● **DIRECTION**
Identify and copy all lines of the material where the string "PROPIEDADES" is found.

● **A block of data**
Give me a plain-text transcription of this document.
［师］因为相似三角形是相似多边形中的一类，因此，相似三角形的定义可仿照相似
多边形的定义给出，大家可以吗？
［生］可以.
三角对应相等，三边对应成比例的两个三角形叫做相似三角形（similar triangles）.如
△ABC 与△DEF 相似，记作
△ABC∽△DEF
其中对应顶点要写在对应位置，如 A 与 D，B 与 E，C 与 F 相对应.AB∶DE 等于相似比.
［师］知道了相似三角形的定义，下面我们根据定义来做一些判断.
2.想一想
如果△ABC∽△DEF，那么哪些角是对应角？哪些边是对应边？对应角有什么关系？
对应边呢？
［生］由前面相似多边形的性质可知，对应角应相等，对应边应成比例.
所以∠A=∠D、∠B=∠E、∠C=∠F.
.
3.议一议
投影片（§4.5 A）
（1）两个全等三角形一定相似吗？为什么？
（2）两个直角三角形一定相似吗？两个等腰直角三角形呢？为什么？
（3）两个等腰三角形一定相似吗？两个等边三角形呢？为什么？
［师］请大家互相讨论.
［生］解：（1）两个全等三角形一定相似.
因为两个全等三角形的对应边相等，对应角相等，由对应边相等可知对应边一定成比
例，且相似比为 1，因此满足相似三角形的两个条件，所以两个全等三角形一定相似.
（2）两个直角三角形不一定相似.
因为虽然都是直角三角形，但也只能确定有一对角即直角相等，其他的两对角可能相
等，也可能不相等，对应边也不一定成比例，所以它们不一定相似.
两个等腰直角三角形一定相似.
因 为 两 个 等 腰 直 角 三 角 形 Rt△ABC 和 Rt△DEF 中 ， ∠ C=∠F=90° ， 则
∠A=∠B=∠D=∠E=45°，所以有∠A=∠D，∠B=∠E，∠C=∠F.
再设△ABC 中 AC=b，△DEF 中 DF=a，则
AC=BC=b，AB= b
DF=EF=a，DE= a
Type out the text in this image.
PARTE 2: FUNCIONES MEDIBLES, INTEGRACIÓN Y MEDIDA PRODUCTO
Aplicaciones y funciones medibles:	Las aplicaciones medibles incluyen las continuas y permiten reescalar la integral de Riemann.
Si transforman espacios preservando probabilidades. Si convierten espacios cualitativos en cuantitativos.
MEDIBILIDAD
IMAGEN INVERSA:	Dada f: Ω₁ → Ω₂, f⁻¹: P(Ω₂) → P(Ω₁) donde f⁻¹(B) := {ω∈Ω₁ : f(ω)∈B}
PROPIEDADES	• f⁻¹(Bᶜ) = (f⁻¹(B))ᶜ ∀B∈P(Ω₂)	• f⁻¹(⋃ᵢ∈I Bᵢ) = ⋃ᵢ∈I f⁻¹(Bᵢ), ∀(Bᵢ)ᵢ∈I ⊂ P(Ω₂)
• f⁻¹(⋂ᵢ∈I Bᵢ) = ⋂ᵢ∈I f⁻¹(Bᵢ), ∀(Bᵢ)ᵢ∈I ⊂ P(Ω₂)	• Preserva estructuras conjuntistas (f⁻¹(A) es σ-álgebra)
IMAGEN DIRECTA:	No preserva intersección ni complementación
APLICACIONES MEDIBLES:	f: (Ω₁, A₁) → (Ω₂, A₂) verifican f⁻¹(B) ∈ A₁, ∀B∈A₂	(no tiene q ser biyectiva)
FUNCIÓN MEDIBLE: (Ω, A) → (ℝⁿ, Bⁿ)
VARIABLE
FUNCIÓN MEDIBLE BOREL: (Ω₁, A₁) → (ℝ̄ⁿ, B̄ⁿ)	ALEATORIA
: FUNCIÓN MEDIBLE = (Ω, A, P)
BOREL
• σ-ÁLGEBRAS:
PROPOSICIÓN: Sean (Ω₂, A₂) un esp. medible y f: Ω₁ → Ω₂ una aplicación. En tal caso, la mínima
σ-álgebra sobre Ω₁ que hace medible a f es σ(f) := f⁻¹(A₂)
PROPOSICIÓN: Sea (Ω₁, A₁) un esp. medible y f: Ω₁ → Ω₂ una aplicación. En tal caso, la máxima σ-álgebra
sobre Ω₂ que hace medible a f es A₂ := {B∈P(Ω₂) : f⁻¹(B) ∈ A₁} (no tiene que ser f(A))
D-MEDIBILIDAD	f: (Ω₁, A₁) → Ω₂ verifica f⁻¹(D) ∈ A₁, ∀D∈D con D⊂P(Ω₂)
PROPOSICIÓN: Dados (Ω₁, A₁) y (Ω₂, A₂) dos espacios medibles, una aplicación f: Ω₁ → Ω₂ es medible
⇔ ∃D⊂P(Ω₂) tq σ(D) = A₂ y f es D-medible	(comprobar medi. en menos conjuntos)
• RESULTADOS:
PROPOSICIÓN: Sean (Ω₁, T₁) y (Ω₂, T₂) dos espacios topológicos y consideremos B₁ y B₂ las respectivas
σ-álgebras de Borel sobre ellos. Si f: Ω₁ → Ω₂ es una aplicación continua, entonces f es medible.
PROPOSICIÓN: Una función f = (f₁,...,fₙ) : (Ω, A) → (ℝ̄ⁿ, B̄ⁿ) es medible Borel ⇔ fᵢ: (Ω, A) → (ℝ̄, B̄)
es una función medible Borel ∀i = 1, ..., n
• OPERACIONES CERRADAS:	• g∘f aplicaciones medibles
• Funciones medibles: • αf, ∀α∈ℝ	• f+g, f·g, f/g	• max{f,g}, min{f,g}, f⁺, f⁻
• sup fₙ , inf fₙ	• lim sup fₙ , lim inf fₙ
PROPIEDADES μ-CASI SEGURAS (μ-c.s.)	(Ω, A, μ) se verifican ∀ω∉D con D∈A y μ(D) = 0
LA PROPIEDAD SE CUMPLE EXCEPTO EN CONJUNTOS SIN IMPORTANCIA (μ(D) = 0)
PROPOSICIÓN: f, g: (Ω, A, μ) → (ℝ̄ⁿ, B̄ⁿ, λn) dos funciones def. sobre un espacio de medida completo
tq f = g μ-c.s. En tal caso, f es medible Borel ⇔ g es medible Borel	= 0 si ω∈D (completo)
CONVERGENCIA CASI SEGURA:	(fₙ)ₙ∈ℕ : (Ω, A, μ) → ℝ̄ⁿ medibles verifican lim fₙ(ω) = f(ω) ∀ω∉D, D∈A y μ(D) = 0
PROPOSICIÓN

● **SOLUTION FOR THIS TASK**
PROPIEDADES	• f⁻¹(Bᶜ) = (f⁻¹(B))ᶜ ∀B∈P(Ω₂)	• f⁻¹(⋃ᵢ∈I Bᵢ) = ⋃ᵢ∈I f⁻¹(Bᵢ), ∀(Bᵢ)ᵢ∈I ⊂ P(Ω₂)
PROPIEDADES μ-CASI SEGURAS (μ-c.s.)	(Ω, A, μ) se verifican ∀ω∉D con D∈A y μ(D) = 0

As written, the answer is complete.